• [DIRECTIONS]: Your task is to copy every line of the entries that contains "replies".

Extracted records
▶

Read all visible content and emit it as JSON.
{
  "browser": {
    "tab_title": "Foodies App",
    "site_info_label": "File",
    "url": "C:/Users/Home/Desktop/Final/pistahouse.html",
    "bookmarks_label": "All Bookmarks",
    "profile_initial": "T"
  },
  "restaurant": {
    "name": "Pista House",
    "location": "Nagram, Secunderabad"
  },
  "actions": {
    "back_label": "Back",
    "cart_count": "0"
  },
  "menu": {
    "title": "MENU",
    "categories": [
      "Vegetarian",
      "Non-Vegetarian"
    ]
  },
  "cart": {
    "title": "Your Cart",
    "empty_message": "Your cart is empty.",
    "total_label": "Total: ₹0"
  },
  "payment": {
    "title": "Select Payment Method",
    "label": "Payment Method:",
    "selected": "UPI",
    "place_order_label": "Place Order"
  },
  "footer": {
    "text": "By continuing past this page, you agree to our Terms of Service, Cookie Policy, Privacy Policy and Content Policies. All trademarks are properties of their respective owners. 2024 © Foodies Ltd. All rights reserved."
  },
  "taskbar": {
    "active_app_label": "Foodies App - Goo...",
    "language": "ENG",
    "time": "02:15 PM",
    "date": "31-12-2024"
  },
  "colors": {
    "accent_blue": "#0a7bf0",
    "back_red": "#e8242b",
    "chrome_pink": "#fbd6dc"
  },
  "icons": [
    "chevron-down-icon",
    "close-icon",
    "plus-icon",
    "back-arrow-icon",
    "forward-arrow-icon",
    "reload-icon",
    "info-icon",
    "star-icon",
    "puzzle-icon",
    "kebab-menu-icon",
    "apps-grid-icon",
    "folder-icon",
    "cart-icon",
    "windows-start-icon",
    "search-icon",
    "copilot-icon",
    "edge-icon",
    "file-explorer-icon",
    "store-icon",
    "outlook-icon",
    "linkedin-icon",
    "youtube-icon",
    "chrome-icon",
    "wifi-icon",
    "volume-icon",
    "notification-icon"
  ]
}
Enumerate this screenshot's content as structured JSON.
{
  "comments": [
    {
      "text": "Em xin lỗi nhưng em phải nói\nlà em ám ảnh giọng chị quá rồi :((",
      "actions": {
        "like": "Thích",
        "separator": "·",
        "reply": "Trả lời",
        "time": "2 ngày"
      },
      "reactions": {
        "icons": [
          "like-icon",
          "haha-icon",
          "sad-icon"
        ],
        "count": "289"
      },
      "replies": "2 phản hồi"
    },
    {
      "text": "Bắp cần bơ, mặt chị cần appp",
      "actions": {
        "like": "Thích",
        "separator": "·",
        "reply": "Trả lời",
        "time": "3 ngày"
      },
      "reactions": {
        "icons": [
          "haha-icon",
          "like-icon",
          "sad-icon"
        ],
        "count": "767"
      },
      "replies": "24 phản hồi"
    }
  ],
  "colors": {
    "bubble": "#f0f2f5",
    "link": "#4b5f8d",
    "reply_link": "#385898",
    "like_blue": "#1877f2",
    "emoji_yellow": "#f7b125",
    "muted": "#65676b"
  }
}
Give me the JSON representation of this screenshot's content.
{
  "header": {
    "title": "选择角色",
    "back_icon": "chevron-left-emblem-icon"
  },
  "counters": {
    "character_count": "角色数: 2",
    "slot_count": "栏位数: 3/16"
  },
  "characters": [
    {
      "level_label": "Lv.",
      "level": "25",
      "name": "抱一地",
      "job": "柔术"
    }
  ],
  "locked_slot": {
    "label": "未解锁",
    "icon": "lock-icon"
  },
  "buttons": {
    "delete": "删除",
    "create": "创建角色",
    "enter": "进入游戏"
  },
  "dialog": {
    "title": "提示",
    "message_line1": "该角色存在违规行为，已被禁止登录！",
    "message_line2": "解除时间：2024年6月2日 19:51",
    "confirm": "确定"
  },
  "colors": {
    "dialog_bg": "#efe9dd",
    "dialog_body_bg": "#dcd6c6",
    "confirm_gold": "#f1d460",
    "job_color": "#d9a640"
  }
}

◀

• [RESPONSE TO THIS EXERCISE]:
      "replies": "2 phản hồi"
      "replies": "24 phản hồi"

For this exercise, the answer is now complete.